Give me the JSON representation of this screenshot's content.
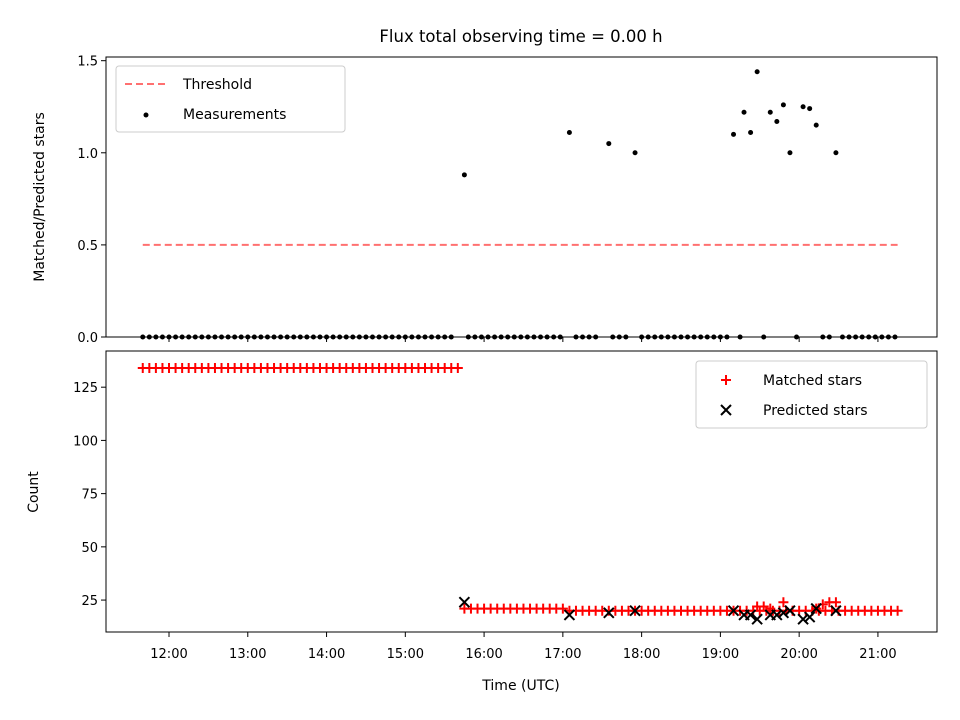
{
  "chart_data": [
    {
      "type": "scatter",
      "title": "Flux total observing time = 0.00 h",
      "xlabel": "",
      "ylabel": "Matched/Predicted stars",
      "ylim": [
        0,
        1.52
      ],
      "yticks": [
        "0.0",
        "0.5",
        "1.0",
        "1.5"
      ],
      "legend": {
        "position": "top-left",
        "entries": [
          "Threshold",
          "Measurements"
        ]
      },
      "threshold": {
        "name": "Threshold",
        "value": 0.5,
        "x_start": "11:40",
        "x_end": "21:15",
        "color": "#ff7070"
      },
      "series": [
        {
          "name": "Measurements",
          "color": "#000000",
          "points": [
            [
              "15:45",
              0.88
            ],
            [
              "17:05",
              1.11
            ],
            [
              "17:35",
              1.05
            ],
            [
              "17:55",
              1.0
            ],
            [
              "19:10",
              1.1
            ],
            [
              "19:18",
              1.22
            ],
            [
              "19:23",
              1.11
            ],
            [
              "19:28",
              1.44
            ],
            [
              "19:38",
              1.22
            ],
            [
              "19:43",
              1.17
            ],
            [
              "19:48",
              1.26
            ],
            [
              "19:53",
              1.0
            ],
            [
              "20:03",
              1.25
            ],
            [
              "20:08",
              1.24
            ],
            [
              "20:13",
              1.15
            ],
            [
              "20:28",
              1.0
            ],
            [
              "19:33",
              0.0
            ],
            [
              "19:58",
              0.0
            ]
          ]
        }
      ],
      "zero_runs": [
        [
          "11:40",
          "15:35",
          5
        ],
        [
          "15:48",
          "17:00",
          5
        ],
        [
          "17:10",
          "17:28",
          5
        ],
        [
          "17:38",
          "17:50",
          5
        ],
        [
          "18:00",
          "19:05",
          5
        ],
        [
          "19:15",
          "19:15",
          5
        ],
        [
          "20:18",
          "20:23",
          5
        ],
        [
          "20:33",
          "21:15",
          5
        ]
      ]
    },
    {
      "type": "scatter",
      "title": "",
      "xlabel": "Time (UTC)",
      "ylabel": "Count",
      "ylim": [
        10,
        142
      ],
      "yticks": [
        "25",
        "50",
        "75",
        "100",
        "125"
      ],
      "xticks": [
        "12:00",
        "13:00",
        "14:00",
        "15:00",
        "16:00",
        "17:00",
        "18:00",
        "19:00",
        "20:00",
        "21:00"
      ],
      "legend": {
        "position": "top-right",
        "entries": [
          "Matched stars",
          "Predicted stars"
        ]
      },
      "series": [
        {
          "name": "Matched stars",
          "color": "#ff0000",
          "runs": [
            [
              "11:40",
              "15:40",
              5,
              134
            ],
            [
              "15:45",
              "17:00",
              5,
              21
            ],
            [
              "17:05",
              "19:05",
              5,
              20
            ],
            [
              "19:10",
              "20:35",
              5,
              20
            ],
            [
              "20:40",
              "21:15",
              5,
              20
            ]
          ],
          "points": [
            [
              "19:28",
              22
            ],
            [
              "19:33",
              22
            ],
            [
              "19:38",
              21
            ],
            [
              "19:48",
              24
            ],
            [
              "20:13",
              21
            ],
            [
              "20:18",
              23
            ],
            [
              "20:23",
              24
            ],
            [
              "20:28",
              24
            ]
          ]
        },
        {
          "name": "Predicted stars",
          "color": "#000000",
          "points": [
            [
              "15:45",
              24
            ],
            [
              "17:05",
              18
            ],
            [
              "17:35",
              19
            ],
            [
              "17:55",
              20
            ],
            [
              "19:10",
              20
            ],
            [
              "19:18",
              18
            ],
            [
              "19:23",
              18
            ],
            [
              "19:28",
              16
            ],
            [
              "19:38",
              18
            ],
            [
              "19:43",
              18
            ],
            [
              "19:48",
              19
            ],
            [
              "19:53",
              20
            ],
            [
              "20:03",
              16
            ],
            [
              "20:08",
              17
            ],
            [
              "20:13",
              21
            ],
            [
              "20:28",
              20
            ]
          ]
        }
      ]
    }
  ]
}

**Objective**
Write out the whole listing again, exactly, with no pictures.

**Exercise solution**
Give me the JSON representation of this screenshot's content.
{
  "chart_data": [
    {
      "type": "scatter",
      "title": "Flux total observing time = 0.00 h",
      "xlabel": "",
      "ylabel": "Matched/Predicted stars",
      "ylim": [
        0,
        1.52
      ],
      "yticks": [
        "0.0",
        "0.5",
        "1.0",
        "1.5"
      ],
      "legend": {
        "position": "top-left",
        "entries": [
          "Threshold",
          "Measurements"
        ]
      },
      "threshold": {
        "name": "Threshold",
        "value": 0.5,
        "x_start": "11:40",
        "x_end": "21:15",
        "color": "#ff7070"
      },
      "series": [
        {
          "name": "Measurements",
          "color": "#000000",
          "points": [
            [
              "15:45",
              0.88
            ],
            [
              "17:05",
              1.11
            ],
            [
              "17:35",
              1.05
            ],
            [
              "17:55",
              1.0
            ],
            [
              "19:10",
              1.1
            ],
            [
              "19:18",
              1.22
            ],
            [
              "19:23",
              1.11
            ],
            [
              "19:28",
              1.44
            ],
            [
              "19:38",
              1.22
            ],
            [
              "19:43",
              1.17
            ],
            [
              "19:48",
              1.26
            ],
            [
              "19:53",
              1.0
            ],
            [
              "20:03",
              1.25
            ],
            [
              "20:08",
              1.24
            ],
            [
              "20:13",
              1.15
            ],
            [
              "20:28",
              1.0
            ],
            [
              "19:33",
              0.0
            ],
            [
              "19:58",
              0.0
            ]
          ]
        }
      ],
      "zero_runs": [
        [
          "11:40",
          "15:35",
          5
        ],
        [
          "15:48",
          "17:00",
          5
        ],
        [
          "17:10",
          "17:28",
          5
        ],
        [
          "17:38",
          "17:50",
          5
        ],
        [
          "18:00",
          "19:05",
          5
        ],
        [
          "19:15",
          "19:15",
          5
        ],
        [
          "20:18",
          "20:23",
          5
        ],
        [
          "20:33",
          "21:15",
          5
        ]
      ]
    },
    {
      "type": "scatter",
      "title": "",
      "xlabel": "Time (UTC)",
      "ylabel": "Count",
      "ylim": [
        10,
        142
      ],
      "yticks": [
        "25",
        "50",
        "75",
        "100",
        "125"
      ],
      "xticks": [
        "12:00",
        "13:00",
        "14:00",
        "15:00",
        "16:00",
        "17:00",
        "18:00",
        "19:00",
        "20:00",
        "21:00"
      ],
      "legend": {
        "position": "top-right",
        "entries": [
          "Matched stars",
          "Predicted stars"
        ]
      },
      "series": [
        {
          "name": "Matched stars",
          "color": "#ff0000",
          "runs": [
            [
              "11:40",
              "15:40",
              5,
              134
            ],
            [
              "15:45",
              "17:00",
              5,
              21
            ],
            [
              "17:05",
              "19:05",
              5,
              20
            ],
            [
              "19:10",
              "20:35",
              5,
              20
            ],
            [
              "20:40",
              "21:15",
              5,
              20
            ]
          ],
          "points": [
            [
              "19:28",
              22
            ],
            [
              "19:33",
              22
            ],
            [
              "19:38",
              21
            ],
            [
              "19:48",
              24
            ],
            [
              "20:13",
              21
            ],
            [
              "20:18",
              23
            ],
            [
              "20:23",
              24
            ],
            [
              "20:28",
              24
            ]
          ]
        },
        {
          "name": "Predicted stars",
          "color": "#000000",
          "points": [
            [
              "15:45",
              24
            ],
            [
              "17:05",
              18
            ],
            [
              "17:35",
              19
            ],
            [
              "17:55",
              20
            ],
            [
              "19:10",
              20
            ],
            [
              "19:18",
              18
            ],
            [
              "19:23",
              18
            ],
            [
              "19:28",
              16
            ],
            [
              "19:38",
              18
            ],
            [
              "19:43",
              18
            ],
            [
              "19:48",
              19
            ],
            [
              "19:53",
              20
            ],
            [
              "20:03",
              16
            ],
            [
              "20:08",
              17
            ],
            [
              "20:13",
              21
            ],
            [
              "20:28",
              20
            ]
          ]
        }
      ]
    }
  ]
}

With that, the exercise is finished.